Items:

****************

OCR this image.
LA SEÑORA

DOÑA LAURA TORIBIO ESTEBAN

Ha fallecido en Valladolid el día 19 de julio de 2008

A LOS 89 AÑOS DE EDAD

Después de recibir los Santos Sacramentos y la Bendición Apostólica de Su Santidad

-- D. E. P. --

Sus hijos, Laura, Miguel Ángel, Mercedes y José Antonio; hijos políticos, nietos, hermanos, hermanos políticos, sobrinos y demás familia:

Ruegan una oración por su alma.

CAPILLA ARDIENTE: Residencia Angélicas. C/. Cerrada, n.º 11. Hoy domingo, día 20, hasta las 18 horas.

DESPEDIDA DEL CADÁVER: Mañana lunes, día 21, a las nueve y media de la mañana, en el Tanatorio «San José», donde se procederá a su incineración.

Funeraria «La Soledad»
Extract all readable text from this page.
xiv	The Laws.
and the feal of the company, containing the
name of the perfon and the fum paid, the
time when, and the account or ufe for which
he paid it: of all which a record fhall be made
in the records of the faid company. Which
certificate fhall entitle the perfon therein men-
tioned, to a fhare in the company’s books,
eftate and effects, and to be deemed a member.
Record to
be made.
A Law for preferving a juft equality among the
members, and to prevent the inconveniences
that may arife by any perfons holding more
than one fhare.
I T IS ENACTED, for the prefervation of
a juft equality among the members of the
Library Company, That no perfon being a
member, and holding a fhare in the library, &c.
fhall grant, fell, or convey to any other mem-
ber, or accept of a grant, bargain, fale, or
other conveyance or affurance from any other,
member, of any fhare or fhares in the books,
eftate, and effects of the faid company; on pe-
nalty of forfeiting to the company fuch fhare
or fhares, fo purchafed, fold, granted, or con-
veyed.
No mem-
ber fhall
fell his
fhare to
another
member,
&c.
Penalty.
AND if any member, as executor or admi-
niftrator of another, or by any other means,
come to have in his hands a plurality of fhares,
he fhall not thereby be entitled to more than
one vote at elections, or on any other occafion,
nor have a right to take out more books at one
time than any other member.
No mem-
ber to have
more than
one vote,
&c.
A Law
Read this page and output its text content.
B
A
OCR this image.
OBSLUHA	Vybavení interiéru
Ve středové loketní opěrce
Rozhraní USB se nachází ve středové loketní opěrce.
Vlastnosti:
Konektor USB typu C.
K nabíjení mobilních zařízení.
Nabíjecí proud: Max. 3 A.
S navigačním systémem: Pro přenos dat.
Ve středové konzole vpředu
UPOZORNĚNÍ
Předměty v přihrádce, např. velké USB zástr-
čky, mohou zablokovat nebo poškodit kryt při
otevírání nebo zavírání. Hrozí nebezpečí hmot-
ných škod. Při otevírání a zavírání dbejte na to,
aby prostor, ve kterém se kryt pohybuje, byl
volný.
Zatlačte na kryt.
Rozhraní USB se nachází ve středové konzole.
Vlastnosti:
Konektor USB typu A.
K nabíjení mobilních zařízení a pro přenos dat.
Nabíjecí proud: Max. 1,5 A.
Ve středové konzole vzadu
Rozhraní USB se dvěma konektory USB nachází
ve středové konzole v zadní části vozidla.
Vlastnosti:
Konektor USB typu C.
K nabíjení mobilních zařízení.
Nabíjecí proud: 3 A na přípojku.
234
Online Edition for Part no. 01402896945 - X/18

****************

From the records above, please extract every line and repeat it exactly.

Exercise result:
OCR this image.
LA SEÑORA

DOÑA LAURA TORIBIO ESTEBAN

Ha fallecido en Valladolid el día 19 de julio de 2008

A LOS 89 AÑOS DE EDAD

Después de recibir los Santos Sacramentos y la Bendición Apostólica de Su Santidad

-- D. E. P. --

Sus hijos, Laura, Miguel Ángel, Mercedes y José Antonio; hijos políticos, nietos, hermanos, hermanos políticos, sobrinos y demás familia:

Ruegan una oración por su alma.

CAPILLA ARDIENTE: Residencia Angélicas. C/. Cerrada, n.º 11. Hoy domingo, día 20, hasta las 18 horas.

DESPEDIDA DEL CADÁVER: Mañana lunes, día 21, a las nueve y media de la mañana, en el Tanatorio «San José», donde se procederá a su incineración.

Funeraria «La Soledad»
Extract all readable text from this page.
xiv	The Laws.
and the feal of the company, containing the
name of the perfon and the fum paid, the
time when, and the account or ufe for which
he paid it: of all which a record fhall be made
in the records of the faid company. Which
certificate fhall entitle the perfon therein men-
tioned, to a fhare in the company’s books,
eftate and effects, and to be deemed a member.
Record to
be made.
A Law for preferving a juft equality among the
members, and to prevent the inconveniences
that may arife by any perfons holding more
than one fhare.
I T IS ENACTED, for the prefervation of
a juft equality among the members of the
Library Company, That no perfon being a
member, and holding a fhare in the library, &c.
fhall grant, fell, or convey to any other mem-
ber, or accept of a grant, bargain, fale, or
other conveyance or affurance from any other,
member, of any fhare or fhares in the books,
eftate, and effects of the faid company; on pe-
nalty of forfeiting to the company fuch fhare
or fhares, fo purchafed, fold, granted, or con-
veyed.
No mem-
ber fhall
fell his
fhare to
another
member,
&c.
Penalty.
AND if any member, as executor or admi-
niftrator of another, or by any other means,
come to have in his hands a plurality of fhares,
he fhall not thereby be entitled to more than
one vote at elections, or on any other occafion,
nor have a right to take out more books at one
time than any other member.
No mem-
ber to have
more than
one vote,
&c.
A Law
Read this page and output its text content.
B
A
OCR this image.
OBSLUHA	Vybavení interiéru
Ve středové loketní opěrce
Rozhraní USB se nachází ve středové loketní opěrce.
Vlastnosti:
Konektor USB typu C.
K nabíjení mobilních zařízení.
Nabíjecí proud: Max. 3 A.
S navigačním systémem: Pro přenos dat.
Ve středové konzole vpředu
UPOZORNĚNÍ
Předměty v přihrádce, např. velké USB zástr-
čky, mohou zablokovat nebo poškodit kryt při
otevírání nebo zavírání. Hrozí nebezpečí hmot-
ných škod. Při otevírání a zavírání dbejte na to,
aby prostor, ve kterém se kryt pohybuje, byl
volný.
Zatlačte na kryt.
Rozhraní USB se nachází ve středové konzole.
Vlastnosti:
Konektor USB typu A.
K nabíjení mobilních zařízení a pro přenos dat.
Nabíjecí proud: Max. 1,5 A.
Ve středové konzole vzadu
Rozhraní USB se dvěma konektory USB nachází
ve středové konzole v zadní části vozidla.
Vlastnosti:
Konektor USB typu C.
K nabíjení mobilních zařízení.
Nabíjecí proud: 3 A na přípojku.
234
Online Edition for Part no. 01402896945 - X/18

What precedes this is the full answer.